» LISTE DES TÂCHES
- a) Reproduisez fidèlement le passage du texte sur les mères incarcérées en Belgique qui commence aux mots « L’étude (1), commanditée » et s'arrête après « de mères concernées. ».
- b) Repérez toutes les lignes des enregistrements qui contiennent le mot « divider », puis recopiez-les.

» TEXTE DE LA PAGE
En Belgique francophone, le nombre de mères incarcérées avec leur enfant n’était pas connu jusqu’à présent. Dans notre pays, les femmes peuvent garder leur enfant avec elle jusqu’à ce qu’il ait 3 ans. Comment cela est-il vécu? Que devient ensuite l’enfant? On sait peu de choses sur tous ces enfants dont les mères sont incarcérées.  Partant de ce constat, le Fonds Houtman (de l’ONE) a commandité une enquête sur les enfants de 0 à 6 ans dont la mère est incarcérée. Celle-ci a été menée par deux chercheurs de l’Université de Liège, Stephanie Linchet et Salim Megherbi, sous la direction de Marie-Thérèse Casman, Laurent Nisen (Panel Démographie Familiale) et Frédéric Schoenaers (Centre de Recherche et d’Interventions Sociologiques).

Enfant prisonEn Belgique, trois établissements pénitentiaires accueillent les enfants des mères incarcérées: Lantin, Mons et Berkendael. Au niveau légal, il est stipulé que les relations familiales doivent être maintenues. Mais aucun texte ne précise les conditions nécessaires pour ce faire.

L’étude (1), commanditée par le Fonds Houtman (de l’ONE), s’est déroulée entre octobre 2011 et décembre 2013 et a pris en compte trois aspects: sociologiques, psychologiques et juridiques. Au niveau sociologique, il y avait un premier constat: l’absence de chiffres concernant le nombre d’enfants et de mères concernées.

“Les études se sont fort intéressées aux pères car ils sont plus nombreux mais il n’y avait pas de données concernant le nombre d’enfants”, explique Stephanie Linchet du Panel de démographie familliale. “Lorsqu’une femme entre en prison, on lui demande si elle a des enfants mais c’est purement informatif; il n’y a pas de vérification”, précise Salim Megherbi du Centre de recherche et d’interventions sociologiques (CRIS).

En Belgique, 83% des enfants dont le père est en prison sont pris en charge par leur mère alors que seuls 25% des enfants dont la mère est incarcérée vivent avec leur père.

Les chercheurs se sont donc rendus dans les trois prisons pouvant accueillir des enfants et ont soumis les femmes à un questionnaire. Etant donné que c’était la première fois qu’un comptage avait lieu, les chercheurs en ont profité pour interviewer toutes les mères ayant des enfants de 18 ans ou moins. 83 mères ont répondu au questionnaire.

39 mères

Ensuite, les chercheurs ont poursuivi leur travail avec les mères ayant des enfants de 0 à 6 ans au moment de l’étude. Certaines ont accepté de répondre au questionnaire mais pas aux interviews visant à connaître leur parcours, leurs réflexions sur la maternité en prison... Finalement, 39 mères ont participé à toute l’enquête. Celles-ci ont au total 56 enfants. 11 d’entre eux ont vécu en prison.

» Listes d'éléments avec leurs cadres
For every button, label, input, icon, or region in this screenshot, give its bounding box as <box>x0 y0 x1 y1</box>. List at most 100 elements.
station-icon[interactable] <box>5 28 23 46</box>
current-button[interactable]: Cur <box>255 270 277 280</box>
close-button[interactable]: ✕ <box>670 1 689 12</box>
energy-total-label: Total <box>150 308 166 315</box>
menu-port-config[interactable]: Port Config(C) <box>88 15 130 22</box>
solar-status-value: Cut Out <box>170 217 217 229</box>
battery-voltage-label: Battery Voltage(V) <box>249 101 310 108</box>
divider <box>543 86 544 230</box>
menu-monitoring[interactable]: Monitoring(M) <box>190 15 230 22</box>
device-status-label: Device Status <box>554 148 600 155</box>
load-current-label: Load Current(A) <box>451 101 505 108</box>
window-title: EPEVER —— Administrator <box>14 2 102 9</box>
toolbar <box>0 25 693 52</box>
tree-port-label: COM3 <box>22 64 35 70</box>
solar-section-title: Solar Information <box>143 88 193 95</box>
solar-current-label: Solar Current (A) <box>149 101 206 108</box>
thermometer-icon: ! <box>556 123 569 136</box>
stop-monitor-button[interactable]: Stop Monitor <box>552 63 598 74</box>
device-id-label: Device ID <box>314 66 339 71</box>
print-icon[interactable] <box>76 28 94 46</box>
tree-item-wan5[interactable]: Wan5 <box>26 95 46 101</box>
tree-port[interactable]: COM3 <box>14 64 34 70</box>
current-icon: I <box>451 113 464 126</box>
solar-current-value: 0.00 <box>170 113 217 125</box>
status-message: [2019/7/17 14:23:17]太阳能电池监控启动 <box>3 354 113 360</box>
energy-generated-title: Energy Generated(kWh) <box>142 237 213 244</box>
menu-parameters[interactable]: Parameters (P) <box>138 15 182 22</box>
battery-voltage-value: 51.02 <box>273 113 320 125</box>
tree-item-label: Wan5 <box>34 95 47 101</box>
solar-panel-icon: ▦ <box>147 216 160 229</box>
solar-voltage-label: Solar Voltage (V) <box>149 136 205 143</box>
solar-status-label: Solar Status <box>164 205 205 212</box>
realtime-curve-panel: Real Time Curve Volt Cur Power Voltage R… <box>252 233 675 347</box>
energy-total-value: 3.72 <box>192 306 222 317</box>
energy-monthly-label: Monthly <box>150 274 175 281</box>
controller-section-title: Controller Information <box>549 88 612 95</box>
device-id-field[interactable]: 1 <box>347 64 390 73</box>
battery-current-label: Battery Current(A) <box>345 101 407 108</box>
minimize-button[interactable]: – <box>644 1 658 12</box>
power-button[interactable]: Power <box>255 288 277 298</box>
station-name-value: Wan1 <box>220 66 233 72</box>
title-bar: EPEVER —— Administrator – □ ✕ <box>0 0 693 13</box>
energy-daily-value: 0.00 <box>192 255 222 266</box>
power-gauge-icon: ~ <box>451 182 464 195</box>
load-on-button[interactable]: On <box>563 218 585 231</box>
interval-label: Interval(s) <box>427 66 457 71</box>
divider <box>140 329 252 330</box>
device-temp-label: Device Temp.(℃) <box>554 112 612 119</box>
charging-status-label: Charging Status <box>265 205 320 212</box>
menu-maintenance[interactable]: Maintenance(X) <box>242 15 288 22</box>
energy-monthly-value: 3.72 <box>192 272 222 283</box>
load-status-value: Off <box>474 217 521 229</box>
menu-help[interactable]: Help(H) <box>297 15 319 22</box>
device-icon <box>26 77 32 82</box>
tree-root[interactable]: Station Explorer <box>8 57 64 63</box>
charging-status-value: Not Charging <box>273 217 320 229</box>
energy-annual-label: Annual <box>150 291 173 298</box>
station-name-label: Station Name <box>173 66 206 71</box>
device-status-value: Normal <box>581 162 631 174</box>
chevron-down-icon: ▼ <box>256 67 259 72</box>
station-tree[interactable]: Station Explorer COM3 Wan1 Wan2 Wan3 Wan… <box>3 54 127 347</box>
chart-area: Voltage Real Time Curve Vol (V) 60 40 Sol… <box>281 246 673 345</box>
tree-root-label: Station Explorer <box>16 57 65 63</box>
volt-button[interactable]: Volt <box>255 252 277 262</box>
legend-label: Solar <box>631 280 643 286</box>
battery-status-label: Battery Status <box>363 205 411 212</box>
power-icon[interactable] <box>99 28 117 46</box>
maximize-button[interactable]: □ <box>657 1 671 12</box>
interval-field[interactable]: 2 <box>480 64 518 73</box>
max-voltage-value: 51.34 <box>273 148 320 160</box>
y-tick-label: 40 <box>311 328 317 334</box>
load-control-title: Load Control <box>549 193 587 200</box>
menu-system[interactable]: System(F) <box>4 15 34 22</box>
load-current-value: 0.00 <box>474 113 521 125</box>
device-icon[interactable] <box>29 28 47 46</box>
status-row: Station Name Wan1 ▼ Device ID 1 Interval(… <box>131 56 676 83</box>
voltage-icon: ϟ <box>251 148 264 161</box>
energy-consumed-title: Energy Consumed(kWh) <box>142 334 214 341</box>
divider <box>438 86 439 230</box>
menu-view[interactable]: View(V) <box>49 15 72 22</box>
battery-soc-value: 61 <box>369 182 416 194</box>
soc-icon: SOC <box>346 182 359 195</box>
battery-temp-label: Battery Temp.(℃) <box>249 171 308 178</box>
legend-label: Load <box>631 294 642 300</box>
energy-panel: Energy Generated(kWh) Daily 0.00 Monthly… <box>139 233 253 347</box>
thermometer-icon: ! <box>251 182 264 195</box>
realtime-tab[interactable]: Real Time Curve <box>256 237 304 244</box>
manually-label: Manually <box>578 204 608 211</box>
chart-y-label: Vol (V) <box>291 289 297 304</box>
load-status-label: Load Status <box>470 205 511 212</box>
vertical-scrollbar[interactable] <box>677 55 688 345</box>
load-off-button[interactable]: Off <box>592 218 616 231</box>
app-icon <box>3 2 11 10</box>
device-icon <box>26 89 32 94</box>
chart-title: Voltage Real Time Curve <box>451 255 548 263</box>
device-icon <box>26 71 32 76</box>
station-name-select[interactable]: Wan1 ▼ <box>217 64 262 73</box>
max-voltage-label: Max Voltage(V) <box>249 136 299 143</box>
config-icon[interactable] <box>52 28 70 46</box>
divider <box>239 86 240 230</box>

» RÉPONSES PAR TÂCHE
- a)
L’étude (1), commanditée par le Fonds Houtman (de l’ONE), s’est déroulée entre octobre 2011 et décembre 2013 et a pris en compte trois aspects: sociologiques, psychologiques et juridiques. Au niveau sociologique, il y avait un premier constat: l’absence de chiffres concernant le nombre d’enfants et de mères concernées.

- b)
divider <box>543 86 544 230</box>
divider <box>140 329 252 330</box>
divider <box>438 86 439 230</box>
divider <box>239 86 240 230</box>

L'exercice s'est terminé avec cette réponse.